Express the stretch of material from its start through the line containing "Text: N: N [115, 193, 123, 202]" as a JSON list of strings, one string per line, with blank lines left out.

※ ※ ※

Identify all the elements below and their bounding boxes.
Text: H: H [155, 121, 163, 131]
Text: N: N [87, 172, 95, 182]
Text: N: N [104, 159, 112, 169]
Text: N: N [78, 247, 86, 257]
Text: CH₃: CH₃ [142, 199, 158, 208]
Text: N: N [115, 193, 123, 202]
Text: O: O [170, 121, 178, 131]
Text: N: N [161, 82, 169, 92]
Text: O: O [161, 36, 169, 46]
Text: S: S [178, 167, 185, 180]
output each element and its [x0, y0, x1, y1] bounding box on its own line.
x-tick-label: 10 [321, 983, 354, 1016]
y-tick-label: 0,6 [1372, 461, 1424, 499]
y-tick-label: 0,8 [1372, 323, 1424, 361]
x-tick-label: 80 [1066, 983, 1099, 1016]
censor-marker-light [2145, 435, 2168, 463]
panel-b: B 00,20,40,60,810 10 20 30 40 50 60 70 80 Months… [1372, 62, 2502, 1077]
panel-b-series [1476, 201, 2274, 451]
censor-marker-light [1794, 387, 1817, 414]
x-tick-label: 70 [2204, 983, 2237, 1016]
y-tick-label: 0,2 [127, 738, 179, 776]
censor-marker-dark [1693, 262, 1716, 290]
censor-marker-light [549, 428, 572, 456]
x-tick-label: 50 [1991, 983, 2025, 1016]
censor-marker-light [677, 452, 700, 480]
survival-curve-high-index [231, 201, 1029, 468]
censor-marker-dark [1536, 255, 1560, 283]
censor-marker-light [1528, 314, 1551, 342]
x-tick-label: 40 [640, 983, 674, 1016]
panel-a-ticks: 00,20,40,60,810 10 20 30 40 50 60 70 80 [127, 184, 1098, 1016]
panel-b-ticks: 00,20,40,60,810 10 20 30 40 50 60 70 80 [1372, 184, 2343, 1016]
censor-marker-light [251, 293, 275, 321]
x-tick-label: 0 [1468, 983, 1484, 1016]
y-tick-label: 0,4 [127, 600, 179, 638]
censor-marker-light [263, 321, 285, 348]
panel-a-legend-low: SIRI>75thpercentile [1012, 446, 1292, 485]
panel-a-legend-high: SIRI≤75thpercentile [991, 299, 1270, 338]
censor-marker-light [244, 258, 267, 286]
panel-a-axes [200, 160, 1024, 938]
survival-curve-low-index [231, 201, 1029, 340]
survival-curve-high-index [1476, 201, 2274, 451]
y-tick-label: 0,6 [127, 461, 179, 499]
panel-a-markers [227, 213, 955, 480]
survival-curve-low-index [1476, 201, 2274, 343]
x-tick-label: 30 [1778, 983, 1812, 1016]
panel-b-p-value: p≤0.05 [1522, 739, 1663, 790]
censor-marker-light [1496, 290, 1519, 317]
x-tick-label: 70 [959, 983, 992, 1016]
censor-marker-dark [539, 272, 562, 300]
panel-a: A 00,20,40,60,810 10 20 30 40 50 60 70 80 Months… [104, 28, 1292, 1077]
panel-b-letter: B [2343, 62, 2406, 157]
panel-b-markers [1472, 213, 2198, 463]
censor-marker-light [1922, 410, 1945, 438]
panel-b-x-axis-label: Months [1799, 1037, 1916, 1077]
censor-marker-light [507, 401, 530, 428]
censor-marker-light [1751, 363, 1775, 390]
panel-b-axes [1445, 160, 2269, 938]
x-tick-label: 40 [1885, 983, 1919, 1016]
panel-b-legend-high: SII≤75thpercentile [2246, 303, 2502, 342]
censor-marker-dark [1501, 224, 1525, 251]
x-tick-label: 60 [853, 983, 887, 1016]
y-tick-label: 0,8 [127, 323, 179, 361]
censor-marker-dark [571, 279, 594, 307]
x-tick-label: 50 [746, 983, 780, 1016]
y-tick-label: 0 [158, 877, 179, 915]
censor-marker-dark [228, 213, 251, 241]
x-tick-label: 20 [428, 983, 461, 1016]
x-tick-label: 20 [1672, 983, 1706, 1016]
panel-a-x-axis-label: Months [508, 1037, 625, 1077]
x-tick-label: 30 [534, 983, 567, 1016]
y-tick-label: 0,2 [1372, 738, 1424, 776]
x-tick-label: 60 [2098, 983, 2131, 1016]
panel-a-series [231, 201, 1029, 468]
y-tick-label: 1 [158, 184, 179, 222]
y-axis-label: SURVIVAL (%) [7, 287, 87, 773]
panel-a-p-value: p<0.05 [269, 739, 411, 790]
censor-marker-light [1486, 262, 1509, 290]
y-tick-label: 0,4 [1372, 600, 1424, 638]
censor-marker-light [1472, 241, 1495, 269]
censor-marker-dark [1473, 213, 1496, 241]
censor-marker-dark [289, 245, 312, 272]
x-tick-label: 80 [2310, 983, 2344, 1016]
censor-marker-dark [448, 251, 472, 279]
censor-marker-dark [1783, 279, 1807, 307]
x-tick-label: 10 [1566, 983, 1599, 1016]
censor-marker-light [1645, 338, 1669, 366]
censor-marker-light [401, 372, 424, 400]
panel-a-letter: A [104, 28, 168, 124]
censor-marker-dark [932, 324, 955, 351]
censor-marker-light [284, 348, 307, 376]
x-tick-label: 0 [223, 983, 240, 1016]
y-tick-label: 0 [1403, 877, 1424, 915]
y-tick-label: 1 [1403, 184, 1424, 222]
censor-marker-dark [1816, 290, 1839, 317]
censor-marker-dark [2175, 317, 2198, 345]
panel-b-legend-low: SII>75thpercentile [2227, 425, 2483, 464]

※ ※ ※

*TASK SOLUTION*:
[
  "Identify all the elements below and their bounding boxes.",
  "Text: H: H [155, 121, 163, 131]",
  "Text: N: N [87, 172, 95, 182]",
  "Text: N: N [104, 159, 112, 169]",
  "Text: N: N [78, 247, 86, 257]",
  "Text: CH₃: CH₃ [142, 199, 158, 208]",
  "Text: N: N [115, 193, 123, 202]"
]